* BEGIN *
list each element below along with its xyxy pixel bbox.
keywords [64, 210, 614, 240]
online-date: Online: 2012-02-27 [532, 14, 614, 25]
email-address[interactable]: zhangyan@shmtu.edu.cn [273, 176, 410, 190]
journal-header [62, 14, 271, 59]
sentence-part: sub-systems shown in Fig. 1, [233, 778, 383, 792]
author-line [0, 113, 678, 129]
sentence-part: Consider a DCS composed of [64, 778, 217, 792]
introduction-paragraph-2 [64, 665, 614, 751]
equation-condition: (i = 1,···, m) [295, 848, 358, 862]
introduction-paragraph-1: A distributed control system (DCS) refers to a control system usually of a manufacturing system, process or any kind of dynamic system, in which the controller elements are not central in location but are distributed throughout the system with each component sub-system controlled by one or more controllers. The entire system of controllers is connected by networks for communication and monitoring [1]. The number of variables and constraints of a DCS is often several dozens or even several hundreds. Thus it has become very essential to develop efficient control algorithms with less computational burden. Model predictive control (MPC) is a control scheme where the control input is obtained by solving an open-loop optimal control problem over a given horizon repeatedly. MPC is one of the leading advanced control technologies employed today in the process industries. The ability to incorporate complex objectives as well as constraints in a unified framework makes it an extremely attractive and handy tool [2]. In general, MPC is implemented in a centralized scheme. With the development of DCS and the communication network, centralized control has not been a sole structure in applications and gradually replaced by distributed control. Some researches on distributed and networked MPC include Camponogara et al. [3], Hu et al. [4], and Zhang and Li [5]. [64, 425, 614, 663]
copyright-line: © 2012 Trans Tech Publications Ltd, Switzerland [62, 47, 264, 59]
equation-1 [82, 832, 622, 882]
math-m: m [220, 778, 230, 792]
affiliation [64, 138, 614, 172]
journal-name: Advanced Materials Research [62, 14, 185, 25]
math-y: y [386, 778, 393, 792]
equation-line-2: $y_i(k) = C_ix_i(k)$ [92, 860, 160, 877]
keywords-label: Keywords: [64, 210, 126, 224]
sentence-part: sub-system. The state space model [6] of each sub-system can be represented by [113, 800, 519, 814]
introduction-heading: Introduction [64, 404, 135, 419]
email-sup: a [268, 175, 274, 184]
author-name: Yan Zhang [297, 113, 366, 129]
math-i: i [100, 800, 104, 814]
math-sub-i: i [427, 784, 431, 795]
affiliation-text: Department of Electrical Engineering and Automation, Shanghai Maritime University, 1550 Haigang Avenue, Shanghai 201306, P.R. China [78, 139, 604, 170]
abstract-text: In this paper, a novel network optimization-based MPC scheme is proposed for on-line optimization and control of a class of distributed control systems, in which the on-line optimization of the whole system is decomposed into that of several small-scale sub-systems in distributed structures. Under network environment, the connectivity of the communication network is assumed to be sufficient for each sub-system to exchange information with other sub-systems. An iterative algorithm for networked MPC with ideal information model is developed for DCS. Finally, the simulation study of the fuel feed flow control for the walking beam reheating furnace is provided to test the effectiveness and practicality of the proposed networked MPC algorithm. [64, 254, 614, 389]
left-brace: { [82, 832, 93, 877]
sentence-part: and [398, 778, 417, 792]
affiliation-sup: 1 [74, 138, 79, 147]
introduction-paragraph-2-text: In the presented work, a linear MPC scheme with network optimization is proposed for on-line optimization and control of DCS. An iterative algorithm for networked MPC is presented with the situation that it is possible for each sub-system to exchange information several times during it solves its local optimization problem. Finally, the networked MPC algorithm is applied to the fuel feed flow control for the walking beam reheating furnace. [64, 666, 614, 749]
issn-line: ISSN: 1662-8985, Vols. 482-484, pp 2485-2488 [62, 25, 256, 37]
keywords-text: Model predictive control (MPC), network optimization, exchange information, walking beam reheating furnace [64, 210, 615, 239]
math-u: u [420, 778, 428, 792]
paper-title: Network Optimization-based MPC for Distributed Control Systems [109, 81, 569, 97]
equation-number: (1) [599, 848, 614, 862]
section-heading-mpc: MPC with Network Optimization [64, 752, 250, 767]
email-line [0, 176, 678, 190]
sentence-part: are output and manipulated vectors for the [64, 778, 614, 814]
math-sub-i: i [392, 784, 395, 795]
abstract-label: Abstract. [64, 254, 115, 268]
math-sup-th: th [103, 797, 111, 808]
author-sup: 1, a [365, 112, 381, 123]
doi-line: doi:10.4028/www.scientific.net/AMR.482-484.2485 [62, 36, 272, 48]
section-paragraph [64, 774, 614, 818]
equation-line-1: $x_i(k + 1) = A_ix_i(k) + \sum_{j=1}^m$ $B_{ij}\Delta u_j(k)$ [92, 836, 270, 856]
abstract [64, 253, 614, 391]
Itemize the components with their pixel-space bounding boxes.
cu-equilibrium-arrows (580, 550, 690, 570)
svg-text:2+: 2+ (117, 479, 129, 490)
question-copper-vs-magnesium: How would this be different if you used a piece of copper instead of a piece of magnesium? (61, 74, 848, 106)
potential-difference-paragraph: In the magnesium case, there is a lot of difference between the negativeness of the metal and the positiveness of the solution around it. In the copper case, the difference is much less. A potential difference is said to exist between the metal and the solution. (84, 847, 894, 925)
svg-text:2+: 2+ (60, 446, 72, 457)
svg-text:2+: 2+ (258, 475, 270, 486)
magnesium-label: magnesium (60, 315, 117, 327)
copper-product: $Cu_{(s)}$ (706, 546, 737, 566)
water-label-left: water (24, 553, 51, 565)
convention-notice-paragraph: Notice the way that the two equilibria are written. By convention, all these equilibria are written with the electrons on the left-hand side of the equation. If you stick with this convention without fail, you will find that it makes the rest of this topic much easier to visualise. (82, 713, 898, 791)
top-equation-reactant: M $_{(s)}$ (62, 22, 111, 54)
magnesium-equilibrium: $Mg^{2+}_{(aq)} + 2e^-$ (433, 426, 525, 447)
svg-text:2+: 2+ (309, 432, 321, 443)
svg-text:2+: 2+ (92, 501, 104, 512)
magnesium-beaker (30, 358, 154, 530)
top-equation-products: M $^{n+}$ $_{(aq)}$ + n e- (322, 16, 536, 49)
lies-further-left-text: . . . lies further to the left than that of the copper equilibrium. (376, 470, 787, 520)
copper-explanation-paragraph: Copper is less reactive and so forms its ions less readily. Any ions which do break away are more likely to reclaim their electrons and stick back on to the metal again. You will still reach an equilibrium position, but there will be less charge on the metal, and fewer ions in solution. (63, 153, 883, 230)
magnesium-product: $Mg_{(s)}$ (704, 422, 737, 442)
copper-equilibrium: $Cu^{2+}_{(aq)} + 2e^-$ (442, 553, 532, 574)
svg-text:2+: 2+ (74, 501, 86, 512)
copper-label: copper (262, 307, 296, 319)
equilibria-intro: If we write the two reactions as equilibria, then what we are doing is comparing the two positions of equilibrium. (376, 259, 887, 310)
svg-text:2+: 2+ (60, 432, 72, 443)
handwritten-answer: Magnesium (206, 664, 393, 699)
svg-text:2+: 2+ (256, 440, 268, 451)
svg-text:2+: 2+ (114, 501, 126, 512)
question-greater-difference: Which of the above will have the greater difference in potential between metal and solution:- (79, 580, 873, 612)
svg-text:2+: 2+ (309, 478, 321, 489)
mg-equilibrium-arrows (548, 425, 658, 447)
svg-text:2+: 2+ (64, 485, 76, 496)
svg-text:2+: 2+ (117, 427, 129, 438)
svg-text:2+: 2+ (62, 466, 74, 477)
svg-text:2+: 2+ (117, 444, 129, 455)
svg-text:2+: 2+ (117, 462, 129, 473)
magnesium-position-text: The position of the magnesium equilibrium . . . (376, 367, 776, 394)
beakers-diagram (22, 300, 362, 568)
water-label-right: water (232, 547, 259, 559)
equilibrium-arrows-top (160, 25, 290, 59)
* END *
### Exercise objective:
Rewrite the listing above with every "sentence-part" changed to "text-fragment" and everything else left as it is.

### Written response:
list each element below along with its xyxy pixel bbox.
keywords [64, 210, 614, 240]
online-date: Online: 2012-02-27 [532, 14, 614, 25]
email-address[interactable]: zhangyan@shmtu.edu.cn [273, 176, 410, 190]
journal-header [62, 14, 271, 59]
text-fragment: sub-systems shown in Fig. 1, [233, 778, 383, 792]
author-line [0, 113, 678, 129]
text-fragment: Consider a DCS composed of [64, 778, 217, 792]
introduction-paragraph-2 [64, 665, 614, 751]
equation-condition: (i = 1,···, m) [295, 848, 358, 862]
introduction-paragraph-1: A distributed control system (DCS) refers to a control system usually of a manufacturing system, process or any kind of dynamic system, in which the controller elements are not central in location but are distributed throughout the system with each component sub-system controlled by one or more controllers. The entire system of controllers is connected by networks for communication and monitoring [1]. The number of variables and constraints of a DCS is often several dozens or even several hundreds. Thus it has become very essential to develop efficient control algorithms with less computational burden. Model predictive control (MPC) is a control scheme where the control input is obtained by solving an open-loop optimal control problem over a given horizon repeatedly. MPC is one of the leading advanced control technologies employed today in the process industries. The ability to incorporate complex objectives as well as constraints in a unified framework makes it an extremely attractive and handy tool [2]. In general, MPC is implemented in a centralized scheme. With the development of DCS and the communication network, centralized control has not been a sole structure in applications and gradually replaced by distributed control. Some researches on distributed and networked MPC include Camponogara et al. [3], Hu et al. [4], and Zhang and Li [5]. [64, 425, 614, 663]
copyright-line: © 2012 Trans Tech Publications Ltd, Switzerland [62, 47, 264, 59]
equation-1 [82, 832, 622, 882]
math-m: m [220, 778, 230, 792]
affiliation [64, 138, 614, 172]
journal-name: Advanced Materials Research [62, 14, 185, 25]
math-y: y [386, 778, 393, 792]
equation-line-2: $y_i(k) = C_ix_i(k)$ [92, 860, 160, 877]
keywords-label: Keywords: [64, 210, 126, 224]
text-fragment: sub-system. The state space model [6] of each sub-system can be represented by [113, 800, 519, 814]
introduction-heading: Introduction [64, 404, 135, 419]
email-sup: a [268, 175, 274, 184]
author-name: Yan Zhang [297, 113, 366, 129]
math-i: i [100, 800, 104, 814]
math-sub-i: i [427, 784, 431, 795]
affiliation-text: Department of Electrical Engineering and Automation, Shanghai Maritime University, 1550 Haigang Avenue, Shanghai 201306, P.R. China [78, 139, 604, 170]
abstract-text: In this paper, a novel network optimization-based MPC scheme is proposed for on-line optimization and control of a class of distributed control systems, in which the on-line optimization of the whole system is decomposed into that of several small-scale sub-systems in distributed structures. Under network environment, the connectivity of the communication network is assumed to be sufficient for each sub-system to exchange information with other sub-systems. An iterative algorithm for networked MPC with ideal information model is developed for DCS. Finally, the simulation study of the fuel feed flow control for the walking beam reheating furnace is provided to test the effectiveness and practicality of the proposed networked MPC algorithm. [64, 254, 614, 389]
left-brace: { [82, 832, 93, 877]
text-fragment: and [398, 778, 417, 792]
affiliation-sup: 1 [74, 138, 79, 147]
introduction-paragraph-2-text: In the presented work, a linear MPC scheme with network optimization is proposed for on-line optimization and control of DCS. An iterative algorithm for networked MPC is presented with the situation that it is possible for each sub-system to exchange information several times during it solves its local optimization problem. Finally, the networked MPC algorithm is applied to the fuel feed flow control for the walking beam reheating furnace. [64, 666, 614, 749]
issn-line: ISSN: 1662-8985, Vols. 482-484, pp 2485-2488 [62, 25, 256, 37]
keywords-text: Model predictive control (MPC), network optimization, exchange information, walking beam reheating furnace [64, 210, 615, 239]
math-u: u [420, 778, 428, 792]
paper-title: Network Optimization-based MPC for Distributed Control Systems [109, 81, 569, 97]
equation-number: (1) [599, 848, 614, 862]
section-heading-mpc: MPC with Network Optimization [64, 752, 250, 767]
email-line [0, 176, 678, 190]
text-fragment: are output and manipulated vectors for the [64, 778, 614, 814]
math-sub-i: i [392, 784, 395, 795]
abstract-label: Abstract. [64, 254, 115, 268]
math-sup-th: th [103, 797, 111, 808]
author-sup: 1, a [365, 112, 381, 123]
doi-line: doi:10.4028/www.scientific.net/AMR.482-484.2485 [62, 36, 272, 48]
section-paragraph [64, 774, 614, 818]
equation-line-1: $x_i(k + 1) = A_ix_i(k) + \sum_{j=1}^m$ $B_{ij}\Delta u_j(k)$ [92, 836, 270, 856]
abstract [64, 253, 614, 391]
Itemize the components with their pixel-space bounding boxes.
cu-equilibrium-arrows (580, 550, 690, 570)
svg-text:2+: 2+ (117, 479, 129, 490)
question-copper-vs-magnesium: How would this be different if you used a piece of copper instead of a piece of magnesium? (61, 74, 848, 106)
potential-difference-paragraph: In the magnesium case, there is a lot of difference between the negativeness of the metal and the positiveness of the solution around it. In the copper case, the difference is much less. A potential difference is said to exist between the metal and the solution. (84, 847, 894, 925)
svg-text:2+: 2+ (60, 446, 72, 457)
svg-text:2+: 2+ (258, 475, 270, 486)
magnesium-label: magnesium (60, 315, 117, 327)
copper-product: $Cu_{(s)}$ (706, 546, 737, 566)
water-label-left: water (24, 553, 51, 565)
convention-notice-paragraph: Notice the way that the two equilibria are written. By convention, all these equilibria are written with the electrons on the left-hand side of the equation. If you stick with this convention without fail, you will find that it makes the rest of this topic much easier to visualise. (82, 713, 898, 791)
top-equation-reactant: M $_{(s)}$ (62, 22, 111, 54)
magnesium-equilibrium: $Mg^{2+}_{(aq)} + 2e^-$ (433, 426, 525, 447)
svg-text:2+: 2+ (309, 432, 321, 443)
svg-text:2+: 2+ (92, 501, 104, 512)
magnesium-beaker (30, 358, 154, 530)
top-equation-products: M $^{n+}$ $_{(aq)}$ + n e- (322, 16, 536, 49)
lies-further-left-text: . . . lies further to the left than that of the copper equilibrium. (376, 470, 787, 520)
copper-explanation-paragraph: Copper is less reactive and so forms its ions less readily. Any ions which do break away are more likely to reclaim their electrons and stick back on to the metal again. You will still reach an equilibrium position, but there will be less charge on the metal, and fewer ions in solution. (63, 153, 883, 230)
magnesium-product: $Mg_{(s)}$ (704, 422, 737, 442)
copper-equilibrium: $Cu^{2+}_{(aq)} + 2e^-$ (442, 553, 532, 574)
svg-text:2+: 2+ (74, 501, 86, 512)
copper-label: copper (262, 307, 296, 319)
equilibria-intro: If we write the two reactions as equilibria, then what we are doing is comparing the two positions of equilibrium. (376, 259, 887, 310)
svg-text:2+: 2+ (60, 432, 72, 443)
handwritten-answer: Magnesium (206, 664, 393, 699)
svg-text:2+: 2+ (256, 440, 268, 451)
svg-text:2+: 2+ (114, 501, 126, 512)
question-greater-difference: Which of the above will have the greater difference in potential between metal and solution:- (79, 580, 873, 612)
svg-text:2+: 2+ (309, 478, 321, 489)
mg-equilibrium-arrows (548, 425, 658, 447)
svg-text:2+: 2+ (64, 485, 76, 496)
svg-text:2+: 2+ (117, 427, 129, 438)
svg-text:2+: 2+ (62, 466, 74, 477)
svg-text:2+: 2+ (117, 444, 129, 455)
svg-text:2+: 2+ (117, 462, 129, 473)
magnesium-position-text: The position of the magnesium equilibrium . . . (376, 367, 776, 394)
beakers-diagram (22, 300, 362, 568)
water-label-right: water (232, 547, 259, 559)
equilibrium-arrows-top (160, 25, 290, 59)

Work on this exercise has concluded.